* _What is needed_
Set down each line of the material that follows, exactly, with no pictures.

* _Raw data_

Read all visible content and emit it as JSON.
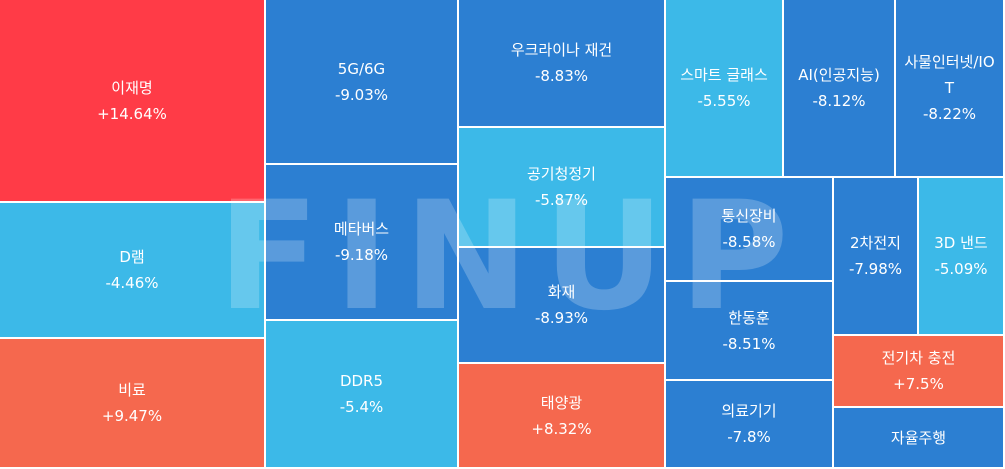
{
  "chart_data": {
    "type": "treemap",
    "items": [
      {
        "name": "이재명",
        "value": "+14.64%",
        "pct": 14.64,
        "color": "#ff3b47"
      },
      {
        "name": "D램",
        "value": "-4.46%",
        "pct": -4.46,
        "color": "#3cb9e8"
      },
      {
        "name": "비료",
        "value": "+9.47%",
        "pct": 9.47,
        "color": "#f5684e"
      },
      {
        "name": "5G/6G",
        "value": "-9.03%",
        "pct": -9.03,
        "color": "#2c7fd2"
      },
      {
        "name": "메타버스",
        "value": "-9.18%",
        "pct": -9.18,
        "color": "#2c7fd2"
      },
      {
        "name": "DDR5",
        "value": "-5.4%",
        "pct": -5.4,
        "color": "#3cb9e8"
      },
      {
        "name": "우크라이나 재건",
        "value": "-8.83%",
        "pct": -8.83,
        "color": "#2c7fd2"
      },
      {
        "name": "공기청정기",
        "value": "-5.87%",
        "pct": -5.87,
        "color": "#3cb9e8"
      },
      {
        "name": "화재",
        "value": "-8.93%",
        "pct": -8.93,
        "color": "#2c7fd2"
      },
      {
        "name": "태양광",
        "value": "+8.32%",
        "pct": 8.32,
        "color": "#f5684e"
      },
      {
        "name": "스마트 글래스",
        "value": "-5.55%",
        "pct": -5.55,
        "color": "#3cb9e8"
      },
      {
        "name": "AI(인공지능)",
        "value": "-8.12%",
        "pct": -8.12,
        "color": "#2c7fd2"
      },
      {
        "name": "사물인터넷/IOT",
        "value": "-8.22%",
        "pct": -8.22,
        "color": "#2c7fd2"
      },
      {
        "name": "통신장비",
        "value": "-8.58%",
        "pct": -8.58,
        "color": "#2c7fd2"
      },
      {
        "name": "한동훈",
        "value": "-8.51%",
        "pct": -8.51,
        "color": "#2c7fd2"
      },
      {
        "name": "의료기기",
        "value": "-7.8%",
        "pct": -7.8,
        "color": "#2c7fd2"
      },
      {
        "name": "2차전지",
        "value": "-7.98%",
        "pct": -7.98,
        "color": "#2c7fd2"
      },
      {
        "name": "3D 낸드",
        "value": "-5.09%",
        "pct": -5.09,
        "color": "#3cb9e8"
      },
      {
        "name": "전기차 충전",
        "value": "+7.5%",
        "pct": 7.5,
        "color": "#f5684e"
      },
      {
        "name": "자율주행",
        "value": "",
        "pct": null,
        "color": "#2c7fd2"
      }
    ]
  },
  "watermark": {
    "text": "FINUP"
  }
}
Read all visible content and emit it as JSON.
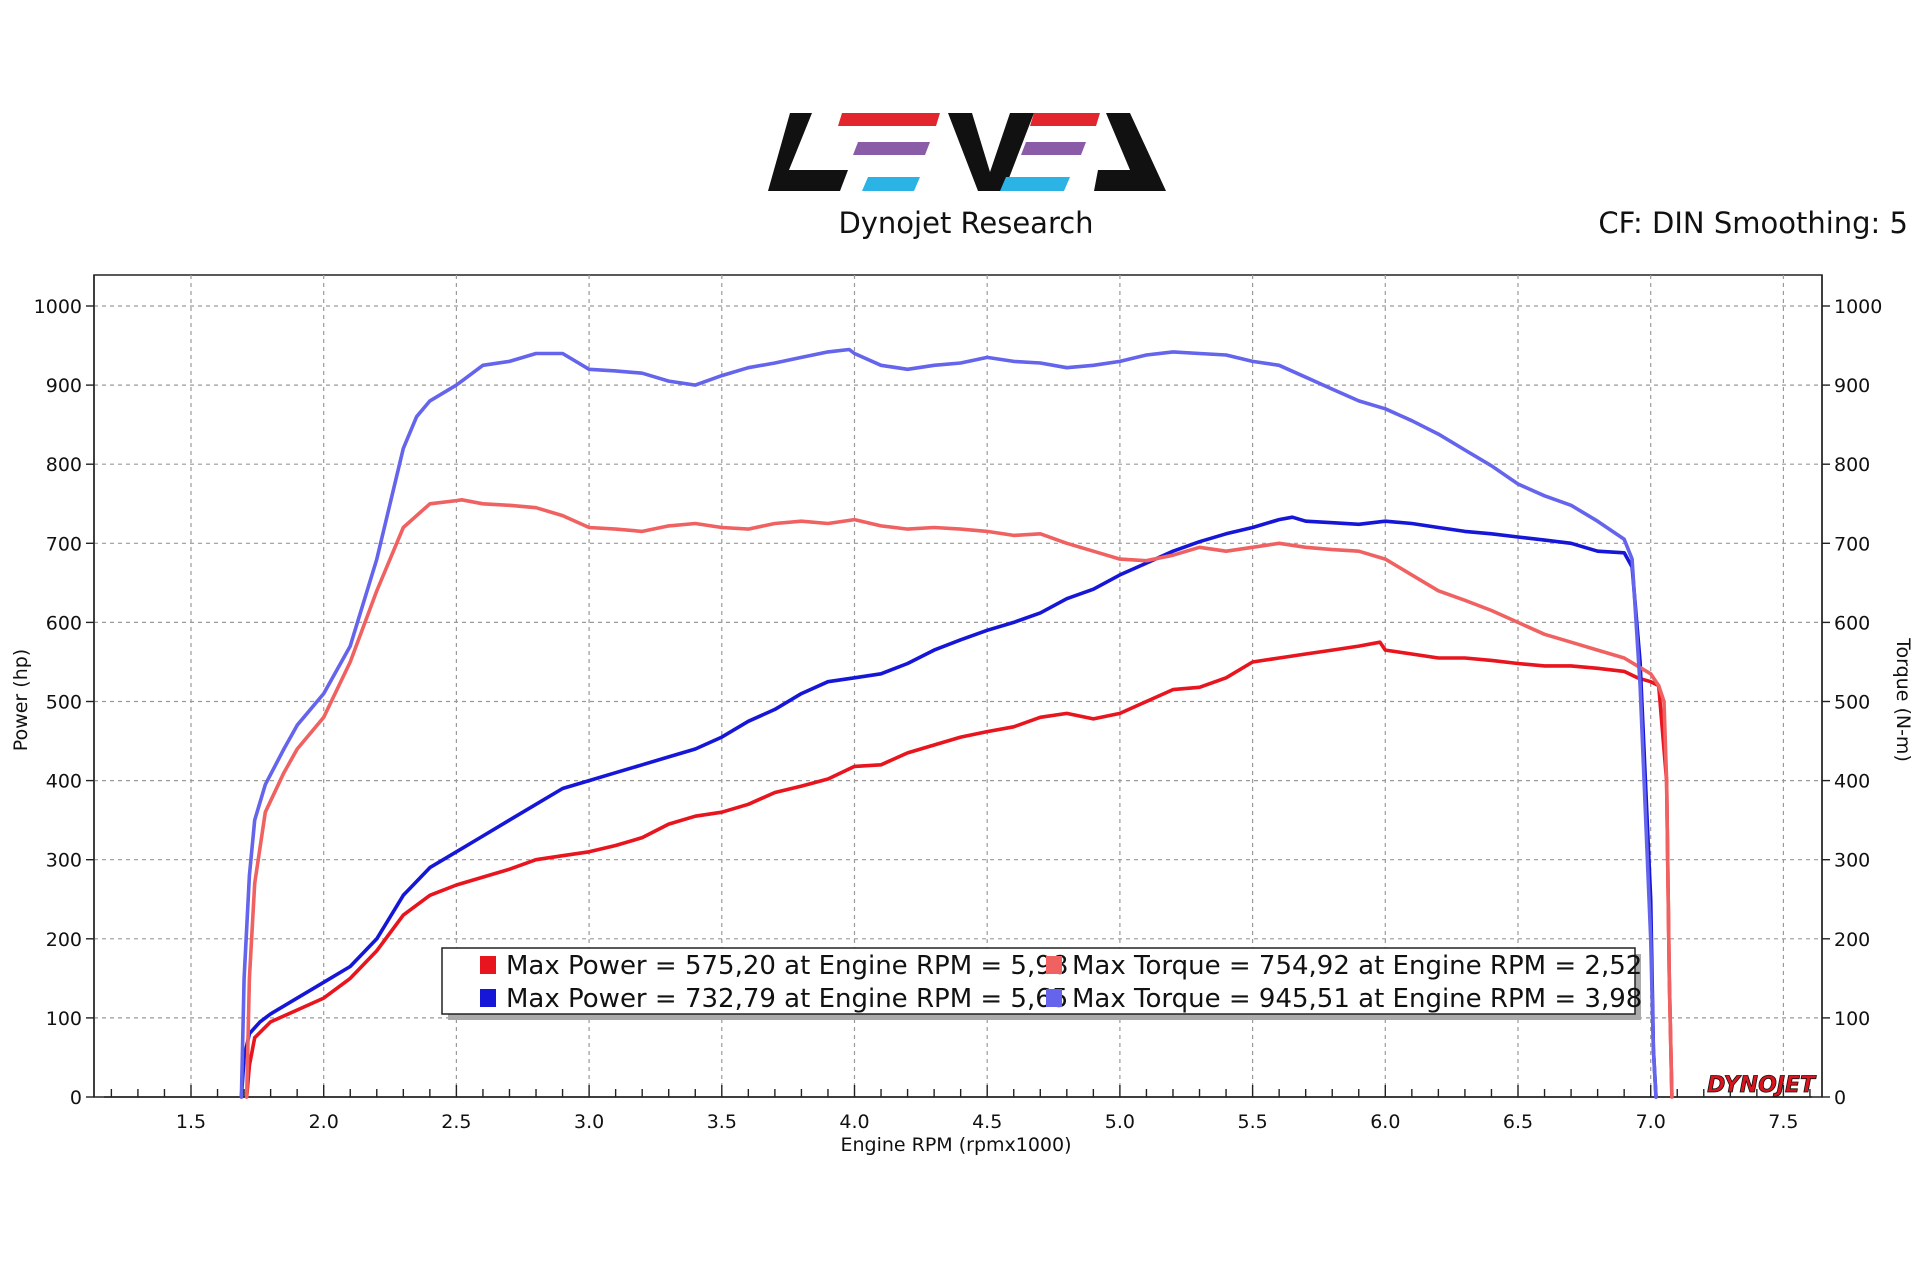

* _Solution for this problem_
Read all visible content and emit it as JSON.
{
  "chart_data": {
    "type": "treemap",
    "items": [
      {
        "name": "이재명",
        "value": "+14.64%",
        "pct": 14.64,
        "color": "#ff3b47"
      },
      {
        "name": "D램",
        "value": "-4.46%",
        "pct": -4.46,
        "color": "#3cb9e8"
      },
      {
        "name": "비료",
        "value": "+9.47%",
        "pct": 9.47,
        "color": "#f5684e"
      },
      {
        "name": "5G/6G",
        "value": "-9.03%",
        "pct": -9.03,
        "color": "#2c7fd2"
      },
      {
        "name": "메타버스",
        "value": "-9.18%",
        "pct": -9.18,
        "color": "#2c7fd2"
      },
      {
        "name": "DDR5",
        "value": "-5.4%",
        "pct": -5.4,
        "color": "#3cb9e8"
      },
      {
        "name": "우크라이나 재건",
        "value": "-8.83%",
        "pct": -8.83,
        "color": "#2c7fd2"
      },
      {
        "name": "공기청정기",
        "value": "-5.87%",
        "pct": -5.87,
        "color": "#3cb9e8"
      },
      {
        "name": "화재",
        "value": "-8.93%",
        "pct": -8.93,
        "color": "#2c7fd2"
      },
      {
        "name": "태양광",
        "value": "+8.32%",
        "pct": 8.32,
        "color": "#f5684e"
      },
      {
        "name": "스마트 글래스",
        "value": "-5.55%",
        "pct": -5.55,
        "color": "#3cb9e8"
      },
      {
        "name": "AI(인공지능)",
        "value": "-8.12%",
        "pct": -8.12,
        "color": "#2c7fd2"
      },
      {
        "name": "사물인터넷/IOT",
        "value": "-8.22%",
        "pct": -8.22,
        "color": "#2c7fd2"
      },
      {
        "name": "통신장비",
        "value": "-8.58%",
        "pct": -8.58,
        "color": "#2c7fd2"
      },
      {
        "name": "한동훈",
        "value": "-8.51%",
        "pct": -8.51,
        "color": "#2c7fd2"
      },
      {
        "name": "의료기기",
        "value": "-7.8%",
        "pct": -7.8,
        "color": "#2c7fd2"
      },
      {
        "name": "2차전지",
        "value": "-7.98%",
        "pct": -7.98,
        "color": "#2c7fd2"
      },
      {
        "name": "3D 낸드",
        "value": "-5.09%",
        "pct": -5.09,
        "color": "#3cb9e8"
      },
      {
        "name": "전기차 충전",
        "value": "+7.5%",
        "pct": 7.5,
        "color": "#f5684e"
      },
      {
        "name": "자율주행",
        "value": "",
        "pct": null,
        "color": "#2c7fd2"
      }
    ]
  },
  "watermark": {
    "text": "FINUP"
  }
}
Read all visible content and emit it as JSON.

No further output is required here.